> _Exercise requirements_
Without the pictures, can you quote each line below exactly?

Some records
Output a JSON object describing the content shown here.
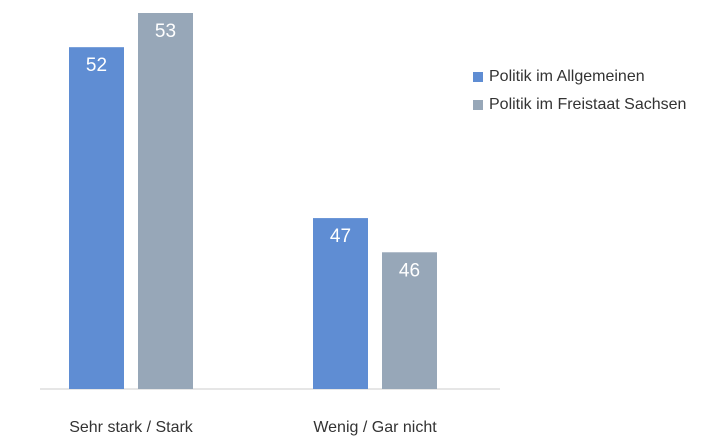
{
  "chart_data": {
    "type": "bar",
    "categories": [
      "Sehr stark / Stark",
      "Wenig / Gar nicht"
    ],
    "series": [
      {
        "name": "Politik im Allgemeinen",
        "color": "#5f8dd3",
        "values": [
          52,
          47
        ]
      },
      {
        "name": "Politik im Freistaat Sachsen",
        "color": "#97a7b8",
        "values": [
          53,
          46
        ]
      }
    ],
    "ylim": [
      42,
      53
    ],
    "legend": "right"
  }
}
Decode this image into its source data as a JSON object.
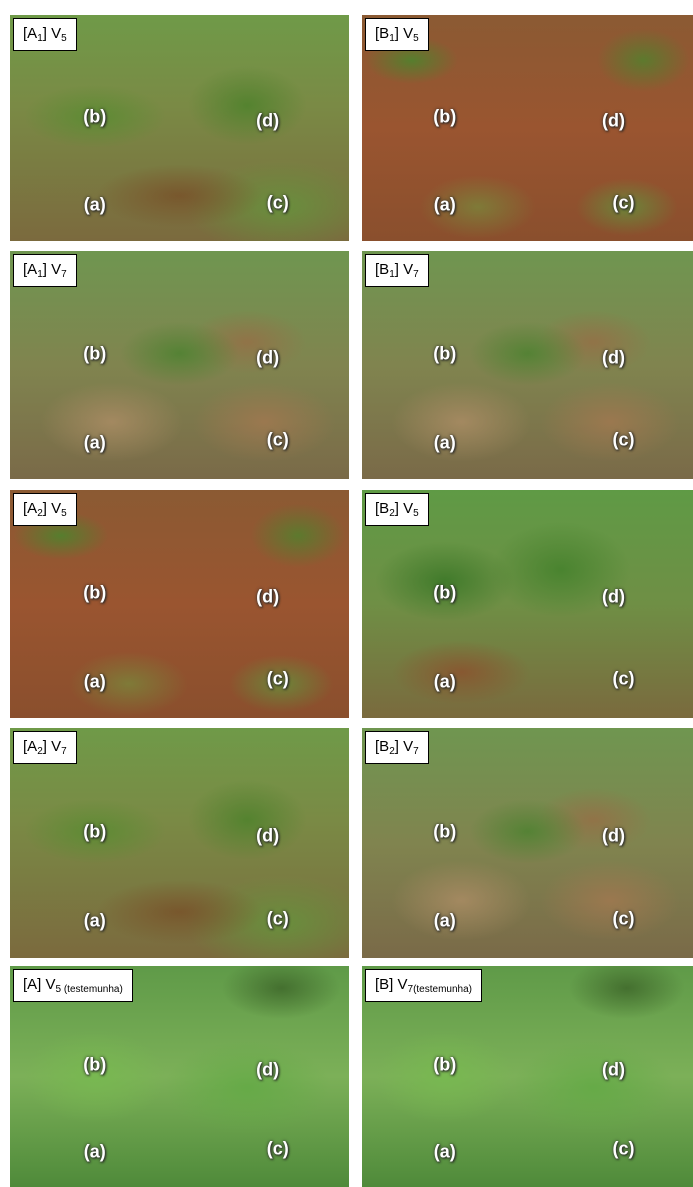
{
  "panels": [
    {
      "label": [
        "[A",
        "1",
        "] V",
        "5"
      ],
      "letters": [
        "(b)",
        "(d)",
        "(a)",
        "(c)"
      ]
    },
    {
      "label": [
        "[B",
        "1",
        "] V",
        "5"
      ],
      "letters": [
        "(b)",
        "(d)",
        "(a)",
        "(c)"
      ]
    },
    {
      "label": [
        "[A",
        "1",
        "] V",
        "7"
      ],
      "letters": [
        "(b)",
        "(d)",
        "(a)",
        "(c)"
      ]
    },
    {
      "label": [
        "[B",
        "1",
        "] V",
        "7"
      ],
      "letters": [
        "(b)",
        "(d)",
        "(a)",
        "(c)"
      ]
    },
    {
      "label": [
        "[A",
        "2",
        "] V",
        "5"
      ],
      "letters": [
        "(b)",
        "(d)",
        "(a)",
        "(c)"
      ]
    },
    {
      "label": [
        "[B",
        "2",
        "] V",
        "5"
      ],
      "letters": [
        "(b)",
        "(d)",
        "(a)",
        "(c)"
      ]
    },
    {
      "label": [
        "[A",
        "2",
        "] V",
        "7"
      ],
      "letters": [
        "(b)",
        "(d)",
        "(a)",
        "(c)"
      ]
    },
    {
      "label": [
        "[B",
        "2",
        "] V",
        "7"
      ],
      "letters": [
        "(b)",
        "(d)",
        "(a)",
        "(c)"
      ]
    },
    {
      "label": [
        "[A] V",
        "5 (testemunha)"
      ],
      "letters": [
        "(b)",
        "(d)",
        "(a)",
        "(c)"
      ]
    },
    {
      "label": [
        "[B] V",
        "7(testemunha)"
      ],
      "letters": [
        "(b)",
        "(d)",
        "(a)",
        "(c)"
      ]
    }
  ]
}
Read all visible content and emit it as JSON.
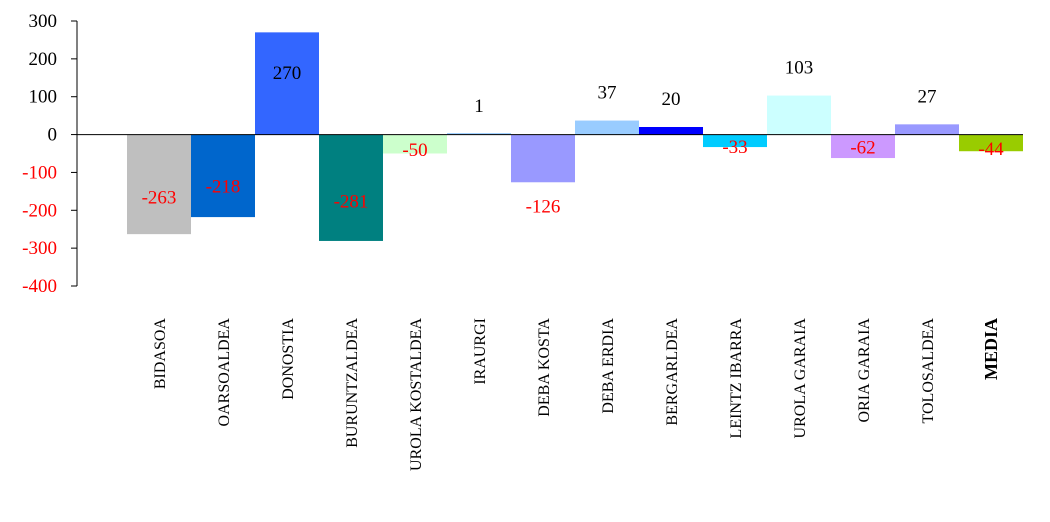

> _Final result_
Output a JSON object describing the content shown here.
{
  "chart_data": {
    "type": "bar",
    "categories": [
      "Sehr stark / Stark",
      "Wenig / Gar nicht"
    ],
    "series": [
      {
        "name": "Politik im Allgemeinen",
        "color": "#5f8dd3",
        "values": [
          52,
          47
        ]
      },
      {
        "name": "Politik im Freistaat Sachsen",
        "color": "#97a7b8",
        "values": [
          53,
          46
        ]
      }
    ],
    "ylim": [
      42,
      53
    ],
    "legend": "right"
  }
}
Decode this image into its source data as a JSON object.
{
  "panels": [
    {
      "label": [
        "[A",
        "1",
        "] V",
        "5"
      ],
      "letters": [
        "(b)",
        "(d)",
        "(a)",
        "(c)"
      ]
    },
    {
      "label": [
        "[B",
        "1",
        "] V",
        "5"
      ],
      "letters": [
        "(b)",
        "(d)",
        "(a)",
        "(c)"
      ]
    },
    {
      "label": [
        "[A",
        "1",
        "] V",
        "7"
      ],
      "letters": [
        "(b)",
        "(d)",
        "(a)",
        "(c)"
      ]
    },
    {
      "label": [
        "[B",
        "1",
        "] V",
        "7"
      ],
      "letters": [
        "(b)",
        "(d)",
        "(a)",
        "(c)"
      ]
    },
    {
      "label": [
        "[A",
        "2",
        "] V",
        "5"
      ],
      "letters": [
        "(b)",
        "(d)",
        "(a)",
        "(c)"
      ]
    },
    {
      "label": [
        "[B",
        "2",
        "] V",
        "5"
      ],
      "letters": [
        "(b)",
        "(d)",
        "(a)",
        "(c)"
      ]
    },
    {
      "label": [
        "[A",
        "2",
        "] V",
        "7"
      ],
      "letters": [
        "(b)",
        "(d)",
        "(a)",
        "(c)"
      ]
    },
    {
      "label": [
        "[B",
        "2",
        "] V",
        "7"
      ],
      "letters": [
        "(b)",
        "(d)",
        "(a)",
        "(c)"
      ]
    },
    {
      "label": [
        "[A] V",
        "5 (testemunha)"
      ],
      "letters": [
        "(b)",
        "(d)",
        "(a)",
        "(c)"
      ]
    },
    {
      "label": [
        "[B] V",
        "7(testemunha)"
      ],
      "letters": [
        "(b)",
        "(d)",
        "(a)",
        "(c)"
      ]
    }
  ]
}
Read all visible content and emit it as JSON.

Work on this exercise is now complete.